**Exercise aim:**
Wherever the word "icon" appears in a line, copy that line.
— BEGIN Extracted information —
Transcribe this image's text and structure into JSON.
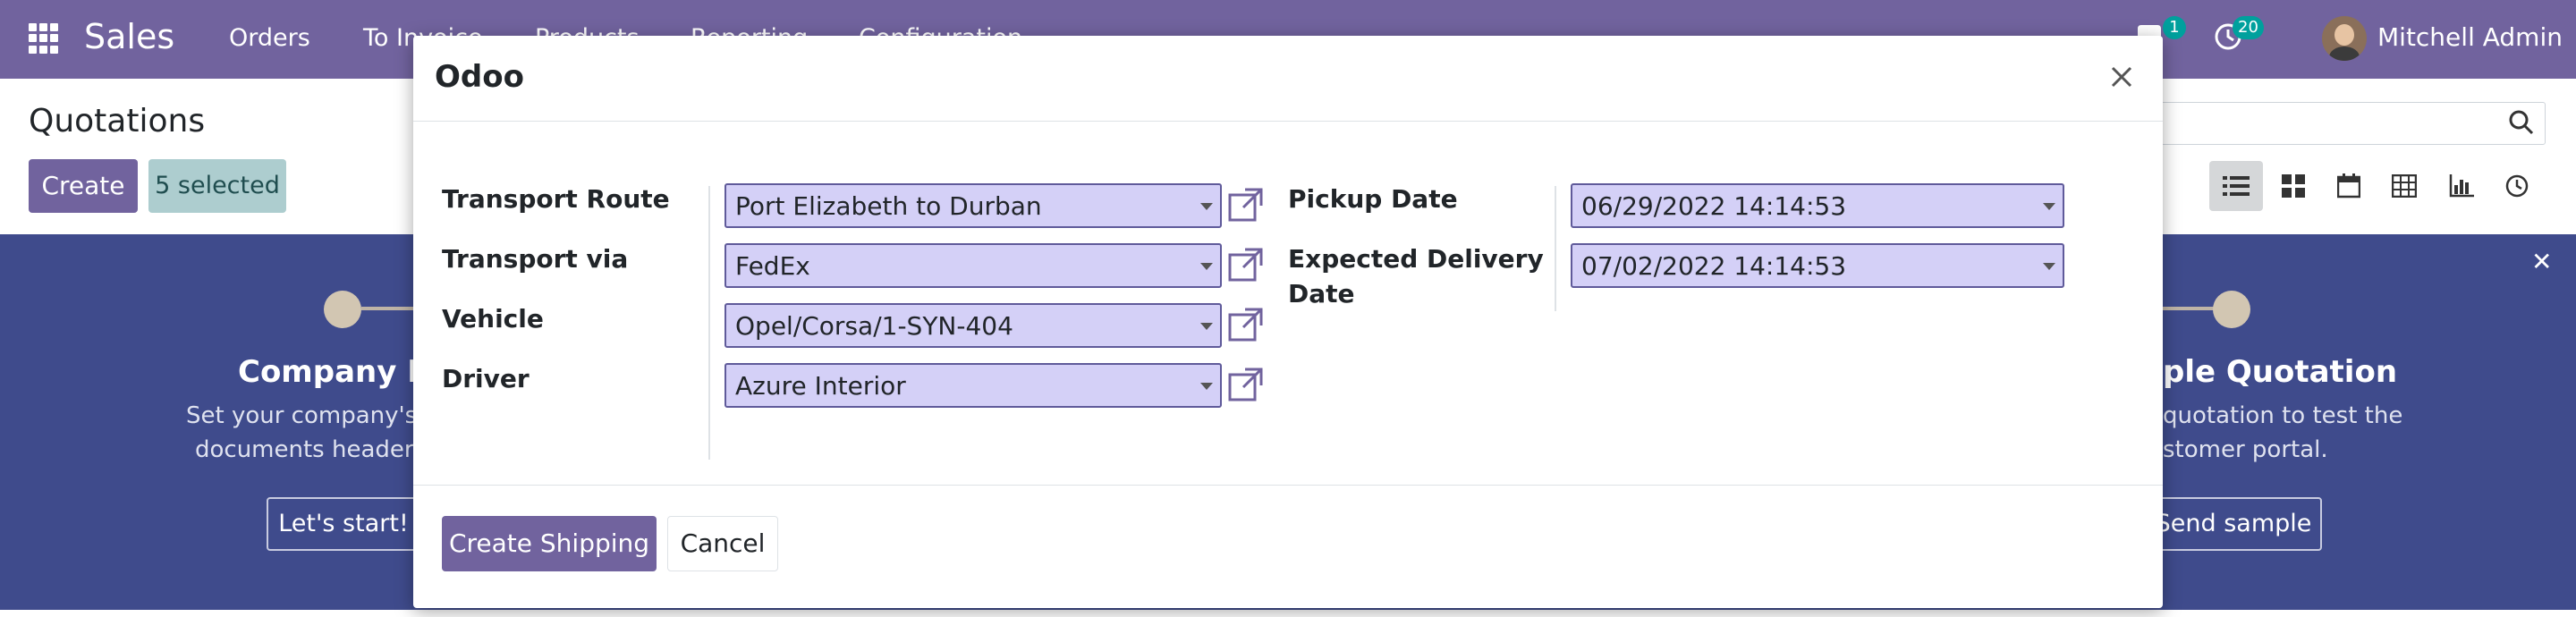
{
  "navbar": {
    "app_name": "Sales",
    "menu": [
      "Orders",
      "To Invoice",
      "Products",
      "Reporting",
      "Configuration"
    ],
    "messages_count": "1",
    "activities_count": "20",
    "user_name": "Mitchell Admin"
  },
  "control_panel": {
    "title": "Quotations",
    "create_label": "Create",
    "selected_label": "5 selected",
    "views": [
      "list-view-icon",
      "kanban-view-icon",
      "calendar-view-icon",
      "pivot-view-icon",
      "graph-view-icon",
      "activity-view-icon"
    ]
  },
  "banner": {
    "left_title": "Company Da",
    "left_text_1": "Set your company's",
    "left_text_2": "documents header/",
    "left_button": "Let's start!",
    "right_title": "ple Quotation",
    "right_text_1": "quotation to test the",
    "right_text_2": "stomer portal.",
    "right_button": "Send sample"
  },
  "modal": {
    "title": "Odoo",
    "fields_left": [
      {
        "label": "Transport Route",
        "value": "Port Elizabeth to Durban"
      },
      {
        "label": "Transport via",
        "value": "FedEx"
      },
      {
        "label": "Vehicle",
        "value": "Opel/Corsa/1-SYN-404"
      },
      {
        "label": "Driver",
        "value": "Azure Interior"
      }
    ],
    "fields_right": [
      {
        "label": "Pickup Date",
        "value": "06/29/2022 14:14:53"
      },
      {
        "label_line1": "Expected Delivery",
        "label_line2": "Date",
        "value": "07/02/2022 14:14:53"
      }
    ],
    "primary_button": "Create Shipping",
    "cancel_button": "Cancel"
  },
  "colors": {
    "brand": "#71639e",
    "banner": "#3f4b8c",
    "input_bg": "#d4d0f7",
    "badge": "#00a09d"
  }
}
— END Extracted information —
— BEGIN Extracted information —
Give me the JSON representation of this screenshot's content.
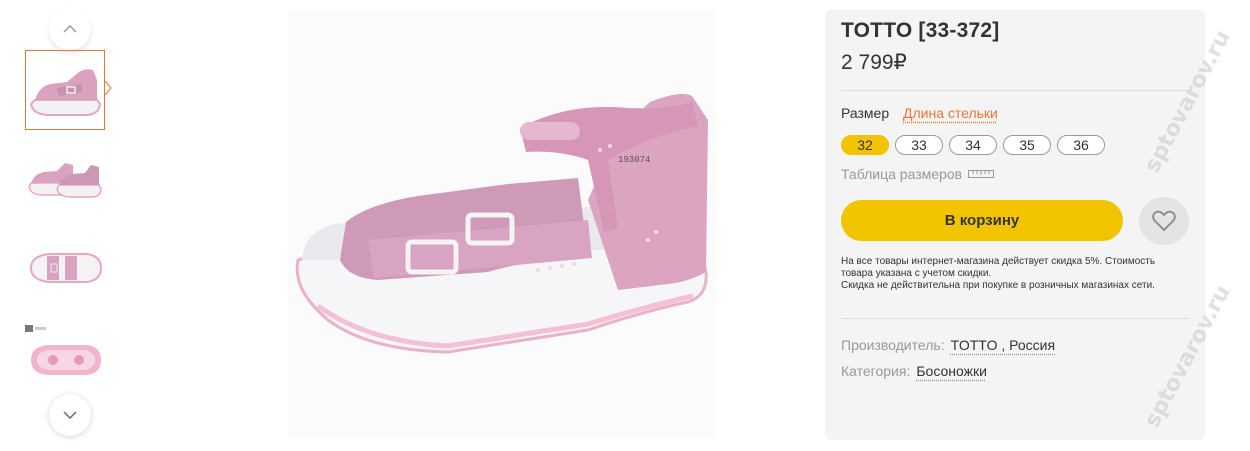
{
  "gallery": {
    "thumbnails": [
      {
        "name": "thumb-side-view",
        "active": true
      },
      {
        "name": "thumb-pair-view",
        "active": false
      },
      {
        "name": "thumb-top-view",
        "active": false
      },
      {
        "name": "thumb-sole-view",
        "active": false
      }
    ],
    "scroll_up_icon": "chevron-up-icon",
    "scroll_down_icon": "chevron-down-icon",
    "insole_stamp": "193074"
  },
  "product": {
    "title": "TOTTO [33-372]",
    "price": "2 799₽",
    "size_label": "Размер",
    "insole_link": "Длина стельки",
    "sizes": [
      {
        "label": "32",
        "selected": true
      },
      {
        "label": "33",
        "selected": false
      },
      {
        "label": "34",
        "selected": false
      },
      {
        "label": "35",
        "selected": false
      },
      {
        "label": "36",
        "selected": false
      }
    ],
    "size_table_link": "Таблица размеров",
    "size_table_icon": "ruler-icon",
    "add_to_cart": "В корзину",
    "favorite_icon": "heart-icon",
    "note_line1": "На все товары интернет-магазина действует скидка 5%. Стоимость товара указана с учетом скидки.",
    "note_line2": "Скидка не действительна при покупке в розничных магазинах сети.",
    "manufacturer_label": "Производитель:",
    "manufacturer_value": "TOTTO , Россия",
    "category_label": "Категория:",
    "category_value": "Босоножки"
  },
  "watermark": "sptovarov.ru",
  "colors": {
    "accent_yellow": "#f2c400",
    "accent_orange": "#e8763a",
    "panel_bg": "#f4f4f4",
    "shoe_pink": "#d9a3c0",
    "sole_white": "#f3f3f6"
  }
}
— END Extracted information —
**Solution for this task:**
      "list-view-icon",
      "kanban-view-icon",
      "calendar-view-icon",
      "pivot-view-icon",
      "graph-view-icon",
      "activity-view-icon"
    "scroll_up_icon": "chevron-up-icon",
    "scroll_down_icon": "chevron-down-icon",
    "size_table_icon": "ruler-icon",
    "favorite_icon": "heart-icon",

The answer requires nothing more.